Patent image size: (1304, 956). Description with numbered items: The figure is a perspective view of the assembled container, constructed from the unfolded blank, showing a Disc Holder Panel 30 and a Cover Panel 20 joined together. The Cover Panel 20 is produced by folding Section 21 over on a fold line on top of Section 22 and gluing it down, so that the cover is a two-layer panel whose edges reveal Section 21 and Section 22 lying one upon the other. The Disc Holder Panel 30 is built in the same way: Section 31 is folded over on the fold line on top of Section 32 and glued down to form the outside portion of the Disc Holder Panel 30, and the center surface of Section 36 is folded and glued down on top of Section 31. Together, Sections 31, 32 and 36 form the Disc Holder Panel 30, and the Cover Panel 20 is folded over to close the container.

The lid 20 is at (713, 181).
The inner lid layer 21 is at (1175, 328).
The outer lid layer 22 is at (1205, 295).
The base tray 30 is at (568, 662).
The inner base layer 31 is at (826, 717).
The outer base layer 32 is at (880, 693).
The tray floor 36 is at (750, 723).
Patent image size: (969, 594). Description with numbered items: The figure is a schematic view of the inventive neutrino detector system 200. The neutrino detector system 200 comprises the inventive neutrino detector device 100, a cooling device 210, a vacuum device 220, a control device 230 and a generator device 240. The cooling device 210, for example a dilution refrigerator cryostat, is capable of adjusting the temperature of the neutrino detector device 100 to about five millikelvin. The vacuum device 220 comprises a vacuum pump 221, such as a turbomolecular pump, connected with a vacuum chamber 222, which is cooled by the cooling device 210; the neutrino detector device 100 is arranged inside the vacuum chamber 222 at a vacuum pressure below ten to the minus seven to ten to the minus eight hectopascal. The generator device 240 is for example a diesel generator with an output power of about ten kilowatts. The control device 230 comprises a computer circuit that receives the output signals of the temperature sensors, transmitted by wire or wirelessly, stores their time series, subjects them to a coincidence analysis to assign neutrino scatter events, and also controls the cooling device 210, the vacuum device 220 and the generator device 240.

* * * * * * *

## THE REQUEST
Can you lay out the stretch from the start of the rows through the line containing "The tray floor 36 is at (750, 723)." as a two-column CSV with the headers input and output? Give one line per row, with its text and its answer each in a single quoted field and line breaks turned into spaces.

## WRITTEN ANSWER
input,output
"Patent image size: (1304, 956). Description with numbered items: The figure is a perspective view of the assembled container, constructed from the unfolded blank, showing a Disc Holder Panel 30 and a Cover Panel 20 joined together. The Cover Panel 20 is produced by folding Section 21 over on a fold line on top of Section 22 and gluing it down, so that the cover is a two-layer panel whose edges reveal Section 21 and Section 22 lying one upon the other. The Disc Holder Panel 30 is built in the same way: Section 31 is folded over on the fold line on top of Section 32 and glued down to form the outside portion of the Disc Holder Panel 30, and the center surface of Section 36 is folded and glued down on top of Section 31. Together, Sections 31, 32 and 36 form the Disc Holder Panel 30, and the Cover Panel 20 is folded over to close the container.","The lid 20 is at (713, 181). The inner lid layer 21 is at (1175, 328). The outer lid layer 22 is at (1205, 295). The base tray 30 is at (568, 662). The inner base layer 31 is at (826, 717). The outer base layer 32 is at (880, 693). The tray floor 36 is at (750, 723)."